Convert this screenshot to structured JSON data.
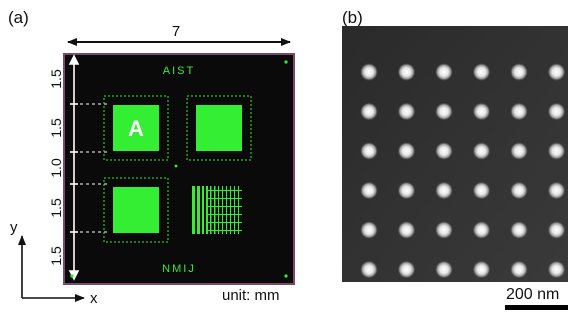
{
  "panel_a": {
    "label": "(a)",
    "top_dimension": "7",
    "side_dimensions": [
      "1.5",
      "1.5",
      "1.0",
      "1.5",
      "1.5"
    ],
    "axis_y": "y",
    "axis_x": "x",
    "unit": "unit: mm",
    "chip_top_text": "AIST",
    "chip_bottom_text": "NMIJ",
    "pad_letter": "A",
    "colors": {
      "chip": "#0a0a0a",
      "chip_border": "#7a4a6a",
      "pattern": "#33ee33",
      "guide": "#ffffff"
    }
  },
  "panel_b": {
    "label": "(b)",
    "scale_label": "200 nm",
    "dot_rows": 6,
    "dot_cols": 6
  }
}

[What you should do]
Restate the whole of the material word for word without the pictures.

[Exercise response]
Convert this screenshot to structured JSON data.
{
  "panel_a": {
    "label": "(a)",
    "top_dimension": "7",
    "side_dimensions": [
      "1.5",
      "1.5",
      "1.0",
      "1.5",
      "1.5"
    ],
    "axis_y": "y",
    "axis_x": "x",
    "unit": "unit: mm",
    "chip_top_text": "AIST",
    "chip_bottom_text": "NMIJ",
    "pad_letter": "A",
    "colors": {
      "chip": "#0a0a0a",
      "chip_border": "#7a4a6a",
      "pattern": "#33ee33",
      "guide": "#ffffff"
    }
  },
  "panel_b": {
    "label": "(b)",
    "scale_label": "200 nm",
    "dot_rows": 6,
    "dot_cols": 6
  }
}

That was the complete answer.